▶ **What this task involves**
Below is a block of records. Copy every line in it that contains the word "data".

▶ **Extracted material**
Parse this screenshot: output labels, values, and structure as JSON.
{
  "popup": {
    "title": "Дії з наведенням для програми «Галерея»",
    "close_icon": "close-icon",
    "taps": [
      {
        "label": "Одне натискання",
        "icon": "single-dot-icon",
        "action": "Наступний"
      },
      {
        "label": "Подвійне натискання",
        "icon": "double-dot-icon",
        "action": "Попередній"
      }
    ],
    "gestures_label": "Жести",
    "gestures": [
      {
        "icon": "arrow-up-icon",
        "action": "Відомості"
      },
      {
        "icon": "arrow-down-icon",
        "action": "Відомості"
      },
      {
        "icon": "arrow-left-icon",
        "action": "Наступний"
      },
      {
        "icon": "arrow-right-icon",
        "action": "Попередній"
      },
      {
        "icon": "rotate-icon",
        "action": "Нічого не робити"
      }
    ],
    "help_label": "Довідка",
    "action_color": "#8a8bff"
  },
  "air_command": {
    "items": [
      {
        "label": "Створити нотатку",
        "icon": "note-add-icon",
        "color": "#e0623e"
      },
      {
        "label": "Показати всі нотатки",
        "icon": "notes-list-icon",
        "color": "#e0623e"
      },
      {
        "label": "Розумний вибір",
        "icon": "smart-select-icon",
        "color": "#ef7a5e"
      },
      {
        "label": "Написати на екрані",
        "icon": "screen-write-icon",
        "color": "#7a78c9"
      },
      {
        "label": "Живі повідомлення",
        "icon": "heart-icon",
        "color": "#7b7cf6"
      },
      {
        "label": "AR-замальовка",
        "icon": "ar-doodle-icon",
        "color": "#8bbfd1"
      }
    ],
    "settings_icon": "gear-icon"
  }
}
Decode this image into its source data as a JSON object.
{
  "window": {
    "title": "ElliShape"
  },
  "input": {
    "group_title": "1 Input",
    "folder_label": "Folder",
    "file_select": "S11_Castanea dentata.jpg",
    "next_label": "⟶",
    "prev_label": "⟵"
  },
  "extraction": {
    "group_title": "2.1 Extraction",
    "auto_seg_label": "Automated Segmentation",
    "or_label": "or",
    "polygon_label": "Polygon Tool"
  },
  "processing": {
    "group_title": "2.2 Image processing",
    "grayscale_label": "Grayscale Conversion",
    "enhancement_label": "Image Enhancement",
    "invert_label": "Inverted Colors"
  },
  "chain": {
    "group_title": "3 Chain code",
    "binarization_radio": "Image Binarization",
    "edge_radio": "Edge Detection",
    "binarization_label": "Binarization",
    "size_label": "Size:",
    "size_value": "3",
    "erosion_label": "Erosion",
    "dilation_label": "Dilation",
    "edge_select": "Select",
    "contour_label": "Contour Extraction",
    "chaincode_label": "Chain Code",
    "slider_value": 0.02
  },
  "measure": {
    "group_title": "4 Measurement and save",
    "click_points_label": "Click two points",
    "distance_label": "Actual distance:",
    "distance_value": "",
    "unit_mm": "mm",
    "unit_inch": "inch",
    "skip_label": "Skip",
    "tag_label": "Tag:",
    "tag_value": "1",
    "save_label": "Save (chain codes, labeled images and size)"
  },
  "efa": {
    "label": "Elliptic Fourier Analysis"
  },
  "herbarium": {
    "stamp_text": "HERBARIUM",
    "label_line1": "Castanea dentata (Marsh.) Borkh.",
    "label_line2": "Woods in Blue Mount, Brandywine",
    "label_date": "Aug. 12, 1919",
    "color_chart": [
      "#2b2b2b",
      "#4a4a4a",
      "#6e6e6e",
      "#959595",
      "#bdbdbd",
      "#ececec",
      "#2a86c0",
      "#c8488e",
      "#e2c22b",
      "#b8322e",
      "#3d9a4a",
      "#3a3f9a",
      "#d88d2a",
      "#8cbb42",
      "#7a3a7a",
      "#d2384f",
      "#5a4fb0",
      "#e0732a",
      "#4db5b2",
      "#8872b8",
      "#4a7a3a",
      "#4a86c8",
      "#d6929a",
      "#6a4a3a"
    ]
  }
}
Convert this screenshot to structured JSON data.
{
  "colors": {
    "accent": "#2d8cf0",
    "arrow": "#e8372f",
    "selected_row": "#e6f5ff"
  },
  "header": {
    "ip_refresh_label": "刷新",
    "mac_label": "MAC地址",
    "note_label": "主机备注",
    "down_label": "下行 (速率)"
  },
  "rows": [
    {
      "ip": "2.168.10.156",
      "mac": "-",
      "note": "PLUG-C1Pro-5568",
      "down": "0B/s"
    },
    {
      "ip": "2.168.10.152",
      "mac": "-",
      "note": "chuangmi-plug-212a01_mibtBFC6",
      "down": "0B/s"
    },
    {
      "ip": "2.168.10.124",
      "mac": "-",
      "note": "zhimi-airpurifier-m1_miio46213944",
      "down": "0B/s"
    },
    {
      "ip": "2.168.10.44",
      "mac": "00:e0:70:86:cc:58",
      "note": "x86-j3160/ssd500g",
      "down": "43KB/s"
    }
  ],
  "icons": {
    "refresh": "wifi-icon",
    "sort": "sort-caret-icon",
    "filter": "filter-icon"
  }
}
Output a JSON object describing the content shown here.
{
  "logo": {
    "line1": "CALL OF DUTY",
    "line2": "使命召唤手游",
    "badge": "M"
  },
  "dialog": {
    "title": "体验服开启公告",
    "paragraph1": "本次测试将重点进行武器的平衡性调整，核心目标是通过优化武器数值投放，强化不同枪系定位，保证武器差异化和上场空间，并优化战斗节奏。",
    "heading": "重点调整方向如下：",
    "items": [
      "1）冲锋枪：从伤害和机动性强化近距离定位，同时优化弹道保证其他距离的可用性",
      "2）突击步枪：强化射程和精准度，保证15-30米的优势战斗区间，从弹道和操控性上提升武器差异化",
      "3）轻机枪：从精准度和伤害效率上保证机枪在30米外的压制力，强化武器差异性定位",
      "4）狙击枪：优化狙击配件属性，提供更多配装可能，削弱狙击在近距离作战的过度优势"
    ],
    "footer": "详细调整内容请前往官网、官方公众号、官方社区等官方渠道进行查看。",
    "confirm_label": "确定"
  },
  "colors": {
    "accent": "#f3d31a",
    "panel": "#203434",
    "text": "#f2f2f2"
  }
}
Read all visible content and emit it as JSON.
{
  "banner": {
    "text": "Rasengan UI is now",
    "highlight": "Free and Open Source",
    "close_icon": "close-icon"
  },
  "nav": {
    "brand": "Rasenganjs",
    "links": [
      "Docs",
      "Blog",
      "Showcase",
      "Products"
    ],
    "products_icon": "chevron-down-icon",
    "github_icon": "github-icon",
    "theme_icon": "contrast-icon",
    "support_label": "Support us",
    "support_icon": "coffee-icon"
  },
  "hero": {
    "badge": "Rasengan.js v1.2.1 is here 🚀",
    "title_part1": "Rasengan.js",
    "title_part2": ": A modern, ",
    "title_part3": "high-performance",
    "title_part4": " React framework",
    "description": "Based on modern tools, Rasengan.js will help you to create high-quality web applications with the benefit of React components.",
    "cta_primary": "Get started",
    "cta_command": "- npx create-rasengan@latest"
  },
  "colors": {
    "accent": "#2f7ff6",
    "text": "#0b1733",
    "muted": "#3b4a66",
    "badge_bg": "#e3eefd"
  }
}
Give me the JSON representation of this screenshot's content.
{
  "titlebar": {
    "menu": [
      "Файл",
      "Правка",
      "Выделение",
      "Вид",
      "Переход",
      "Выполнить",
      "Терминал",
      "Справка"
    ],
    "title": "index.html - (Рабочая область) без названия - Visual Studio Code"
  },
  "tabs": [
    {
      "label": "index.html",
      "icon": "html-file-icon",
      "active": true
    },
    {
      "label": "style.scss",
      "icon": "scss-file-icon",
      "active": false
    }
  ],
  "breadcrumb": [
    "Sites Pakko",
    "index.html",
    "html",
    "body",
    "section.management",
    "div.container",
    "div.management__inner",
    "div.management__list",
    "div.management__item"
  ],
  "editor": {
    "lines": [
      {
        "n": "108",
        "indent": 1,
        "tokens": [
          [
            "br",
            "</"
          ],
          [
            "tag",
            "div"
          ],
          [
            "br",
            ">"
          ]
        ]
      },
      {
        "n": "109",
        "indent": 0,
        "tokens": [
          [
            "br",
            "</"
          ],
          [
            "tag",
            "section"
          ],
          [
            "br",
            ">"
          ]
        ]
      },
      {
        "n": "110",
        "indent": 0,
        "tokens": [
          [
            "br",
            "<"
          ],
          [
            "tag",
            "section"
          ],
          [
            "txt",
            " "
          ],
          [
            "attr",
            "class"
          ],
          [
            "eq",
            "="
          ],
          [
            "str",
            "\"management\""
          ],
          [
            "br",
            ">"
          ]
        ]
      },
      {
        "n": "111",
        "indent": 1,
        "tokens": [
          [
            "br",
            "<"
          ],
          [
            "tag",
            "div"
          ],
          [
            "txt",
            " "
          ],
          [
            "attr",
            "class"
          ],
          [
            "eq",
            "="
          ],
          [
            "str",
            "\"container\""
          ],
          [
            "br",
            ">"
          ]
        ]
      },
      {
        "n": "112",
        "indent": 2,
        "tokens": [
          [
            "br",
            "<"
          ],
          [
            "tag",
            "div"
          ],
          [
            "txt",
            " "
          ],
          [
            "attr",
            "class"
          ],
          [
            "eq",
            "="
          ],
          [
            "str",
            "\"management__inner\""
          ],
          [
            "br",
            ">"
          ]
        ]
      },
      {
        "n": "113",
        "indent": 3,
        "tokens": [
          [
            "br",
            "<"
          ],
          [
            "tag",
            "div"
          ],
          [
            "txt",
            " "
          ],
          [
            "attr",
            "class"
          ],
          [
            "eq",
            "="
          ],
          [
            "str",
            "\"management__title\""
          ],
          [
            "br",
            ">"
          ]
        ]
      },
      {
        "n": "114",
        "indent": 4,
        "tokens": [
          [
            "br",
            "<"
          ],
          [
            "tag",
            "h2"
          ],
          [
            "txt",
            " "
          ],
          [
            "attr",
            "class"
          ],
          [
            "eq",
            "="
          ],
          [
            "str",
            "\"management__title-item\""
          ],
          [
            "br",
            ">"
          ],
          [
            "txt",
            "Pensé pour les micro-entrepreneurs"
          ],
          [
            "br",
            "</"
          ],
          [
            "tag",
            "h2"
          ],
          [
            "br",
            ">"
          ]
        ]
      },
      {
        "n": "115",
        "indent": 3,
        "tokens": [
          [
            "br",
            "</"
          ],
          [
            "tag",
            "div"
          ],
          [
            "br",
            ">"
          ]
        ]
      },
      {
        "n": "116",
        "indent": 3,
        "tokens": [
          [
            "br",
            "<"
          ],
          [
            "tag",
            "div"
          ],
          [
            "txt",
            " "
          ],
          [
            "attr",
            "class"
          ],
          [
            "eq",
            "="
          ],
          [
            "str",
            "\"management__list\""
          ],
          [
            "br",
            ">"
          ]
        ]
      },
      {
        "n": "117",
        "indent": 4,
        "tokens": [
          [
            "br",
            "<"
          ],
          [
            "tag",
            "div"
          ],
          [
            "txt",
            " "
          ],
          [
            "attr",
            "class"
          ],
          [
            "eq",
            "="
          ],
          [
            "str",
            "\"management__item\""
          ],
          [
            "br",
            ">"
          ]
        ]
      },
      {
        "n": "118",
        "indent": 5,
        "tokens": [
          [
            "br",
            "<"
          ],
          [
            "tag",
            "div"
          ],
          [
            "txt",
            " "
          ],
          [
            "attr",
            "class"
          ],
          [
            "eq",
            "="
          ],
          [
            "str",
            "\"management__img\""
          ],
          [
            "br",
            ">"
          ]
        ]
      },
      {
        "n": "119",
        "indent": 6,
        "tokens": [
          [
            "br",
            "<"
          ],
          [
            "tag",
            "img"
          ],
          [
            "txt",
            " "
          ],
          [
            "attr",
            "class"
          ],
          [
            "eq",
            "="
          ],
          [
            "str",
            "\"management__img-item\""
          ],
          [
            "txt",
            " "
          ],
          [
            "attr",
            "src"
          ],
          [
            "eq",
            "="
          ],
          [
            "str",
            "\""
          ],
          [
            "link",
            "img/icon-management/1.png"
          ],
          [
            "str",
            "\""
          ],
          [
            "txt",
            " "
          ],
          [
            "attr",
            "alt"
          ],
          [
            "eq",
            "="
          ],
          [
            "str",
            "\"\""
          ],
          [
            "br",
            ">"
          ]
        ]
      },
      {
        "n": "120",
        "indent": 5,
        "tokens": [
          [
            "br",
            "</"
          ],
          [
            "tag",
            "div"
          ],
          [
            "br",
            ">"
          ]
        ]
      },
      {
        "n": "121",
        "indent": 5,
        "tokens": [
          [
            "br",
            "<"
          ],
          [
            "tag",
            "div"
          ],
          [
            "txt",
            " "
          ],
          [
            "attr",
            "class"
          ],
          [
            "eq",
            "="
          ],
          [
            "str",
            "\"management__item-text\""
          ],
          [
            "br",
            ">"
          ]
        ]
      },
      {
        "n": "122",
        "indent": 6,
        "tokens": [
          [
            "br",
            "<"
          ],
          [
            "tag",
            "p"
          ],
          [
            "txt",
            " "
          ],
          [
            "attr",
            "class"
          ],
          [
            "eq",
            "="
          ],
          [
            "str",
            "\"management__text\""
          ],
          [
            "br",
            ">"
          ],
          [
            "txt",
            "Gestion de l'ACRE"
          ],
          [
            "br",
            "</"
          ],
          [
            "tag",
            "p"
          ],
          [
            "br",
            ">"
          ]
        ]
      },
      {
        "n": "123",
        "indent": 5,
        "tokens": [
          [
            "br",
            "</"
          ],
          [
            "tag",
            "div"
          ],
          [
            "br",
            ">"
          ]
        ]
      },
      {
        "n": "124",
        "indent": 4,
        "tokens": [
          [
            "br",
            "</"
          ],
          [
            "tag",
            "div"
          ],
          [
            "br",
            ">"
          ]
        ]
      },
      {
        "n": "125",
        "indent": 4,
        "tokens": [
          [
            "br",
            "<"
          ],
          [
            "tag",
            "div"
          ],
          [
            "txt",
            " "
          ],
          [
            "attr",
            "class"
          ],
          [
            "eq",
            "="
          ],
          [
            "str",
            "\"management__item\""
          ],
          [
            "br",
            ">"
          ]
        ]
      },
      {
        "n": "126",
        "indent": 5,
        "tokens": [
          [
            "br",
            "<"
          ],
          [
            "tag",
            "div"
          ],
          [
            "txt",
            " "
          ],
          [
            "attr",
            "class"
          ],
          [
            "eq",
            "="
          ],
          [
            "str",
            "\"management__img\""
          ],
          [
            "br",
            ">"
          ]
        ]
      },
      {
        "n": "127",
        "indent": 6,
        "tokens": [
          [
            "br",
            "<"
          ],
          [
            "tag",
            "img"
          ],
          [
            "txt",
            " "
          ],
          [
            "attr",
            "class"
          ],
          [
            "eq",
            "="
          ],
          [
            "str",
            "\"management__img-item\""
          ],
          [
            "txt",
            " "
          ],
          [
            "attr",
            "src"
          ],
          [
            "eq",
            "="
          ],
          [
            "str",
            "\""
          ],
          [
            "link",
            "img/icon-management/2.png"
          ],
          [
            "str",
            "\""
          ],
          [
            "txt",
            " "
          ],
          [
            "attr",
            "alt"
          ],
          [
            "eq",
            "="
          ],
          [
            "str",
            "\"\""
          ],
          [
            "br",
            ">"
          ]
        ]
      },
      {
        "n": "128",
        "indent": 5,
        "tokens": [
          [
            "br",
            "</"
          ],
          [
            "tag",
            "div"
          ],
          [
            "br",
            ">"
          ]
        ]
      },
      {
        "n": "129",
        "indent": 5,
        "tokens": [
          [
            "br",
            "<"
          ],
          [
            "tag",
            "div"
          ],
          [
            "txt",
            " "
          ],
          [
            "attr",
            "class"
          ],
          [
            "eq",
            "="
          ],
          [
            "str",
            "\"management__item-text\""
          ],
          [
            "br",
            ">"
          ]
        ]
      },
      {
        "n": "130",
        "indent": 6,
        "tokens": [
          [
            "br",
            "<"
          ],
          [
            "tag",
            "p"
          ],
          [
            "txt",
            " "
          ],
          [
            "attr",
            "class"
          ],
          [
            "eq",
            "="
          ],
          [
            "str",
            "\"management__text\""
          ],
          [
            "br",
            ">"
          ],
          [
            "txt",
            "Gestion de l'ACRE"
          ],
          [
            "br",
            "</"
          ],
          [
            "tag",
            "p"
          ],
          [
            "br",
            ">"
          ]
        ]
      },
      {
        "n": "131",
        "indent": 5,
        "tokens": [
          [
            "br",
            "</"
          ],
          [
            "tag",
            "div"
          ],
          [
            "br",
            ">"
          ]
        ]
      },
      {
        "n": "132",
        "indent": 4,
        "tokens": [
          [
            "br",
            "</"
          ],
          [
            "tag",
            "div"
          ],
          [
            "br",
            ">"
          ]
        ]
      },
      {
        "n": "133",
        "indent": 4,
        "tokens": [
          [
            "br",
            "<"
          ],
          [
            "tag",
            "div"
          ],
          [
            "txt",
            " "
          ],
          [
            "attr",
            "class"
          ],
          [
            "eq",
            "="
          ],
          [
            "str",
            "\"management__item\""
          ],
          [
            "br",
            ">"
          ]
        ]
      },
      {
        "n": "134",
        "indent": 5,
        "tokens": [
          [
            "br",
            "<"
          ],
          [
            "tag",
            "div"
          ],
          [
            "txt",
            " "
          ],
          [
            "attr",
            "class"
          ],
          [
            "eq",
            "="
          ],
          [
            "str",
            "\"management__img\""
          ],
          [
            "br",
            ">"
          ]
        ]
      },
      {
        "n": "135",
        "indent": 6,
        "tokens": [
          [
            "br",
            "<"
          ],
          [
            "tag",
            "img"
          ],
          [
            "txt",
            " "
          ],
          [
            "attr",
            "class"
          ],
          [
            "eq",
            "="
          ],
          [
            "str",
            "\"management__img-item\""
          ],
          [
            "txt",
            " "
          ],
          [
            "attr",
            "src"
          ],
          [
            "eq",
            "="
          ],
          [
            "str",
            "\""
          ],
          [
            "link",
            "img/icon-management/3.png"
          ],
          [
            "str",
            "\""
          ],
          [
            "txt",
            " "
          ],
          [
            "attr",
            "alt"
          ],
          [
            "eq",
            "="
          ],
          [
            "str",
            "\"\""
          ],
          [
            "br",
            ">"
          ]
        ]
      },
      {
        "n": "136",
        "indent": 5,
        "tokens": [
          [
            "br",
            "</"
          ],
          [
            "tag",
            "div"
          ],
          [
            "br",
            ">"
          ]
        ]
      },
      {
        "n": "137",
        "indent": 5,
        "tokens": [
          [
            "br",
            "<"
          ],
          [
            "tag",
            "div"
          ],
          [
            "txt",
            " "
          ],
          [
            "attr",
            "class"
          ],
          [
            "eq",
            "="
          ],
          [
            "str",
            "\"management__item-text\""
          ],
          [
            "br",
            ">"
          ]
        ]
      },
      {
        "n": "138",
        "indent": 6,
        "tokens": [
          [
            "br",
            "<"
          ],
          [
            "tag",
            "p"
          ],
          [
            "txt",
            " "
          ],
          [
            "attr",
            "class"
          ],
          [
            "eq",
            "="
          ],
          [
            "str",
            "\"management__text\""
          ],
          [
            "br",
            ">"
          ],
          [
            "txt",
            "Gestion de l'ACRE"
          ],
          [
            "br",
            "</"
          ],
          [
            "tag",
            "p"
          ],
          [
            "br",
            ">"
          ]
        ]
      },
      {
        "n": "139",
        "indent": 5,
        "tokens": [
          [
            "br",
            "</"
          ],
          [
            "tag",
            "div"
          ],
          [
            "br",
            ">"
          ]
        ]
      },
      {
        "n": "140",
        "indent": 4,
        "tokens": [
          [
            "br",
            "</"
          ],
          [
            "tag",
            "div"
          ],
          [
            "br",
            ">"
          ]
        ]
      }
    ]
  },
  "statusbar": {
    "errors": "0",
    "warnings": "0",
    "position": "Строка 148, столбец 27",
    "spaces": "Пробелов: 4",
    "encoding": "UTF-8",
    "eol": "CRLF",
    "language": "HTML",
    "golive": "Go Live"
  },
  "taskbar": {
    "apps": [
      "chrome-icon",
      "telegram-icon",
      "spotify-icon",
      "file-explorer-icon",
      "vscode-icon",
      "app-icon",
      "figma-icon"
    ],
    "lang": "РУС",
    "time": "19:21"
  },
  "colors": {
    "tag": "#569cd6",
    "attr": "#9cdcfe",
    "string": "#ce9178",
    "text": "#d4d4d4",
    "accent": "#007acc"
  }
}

▶ **Exercise solution**
Decode this image into its source data as a JSON object.
Convert this screenshot to structured JSON data.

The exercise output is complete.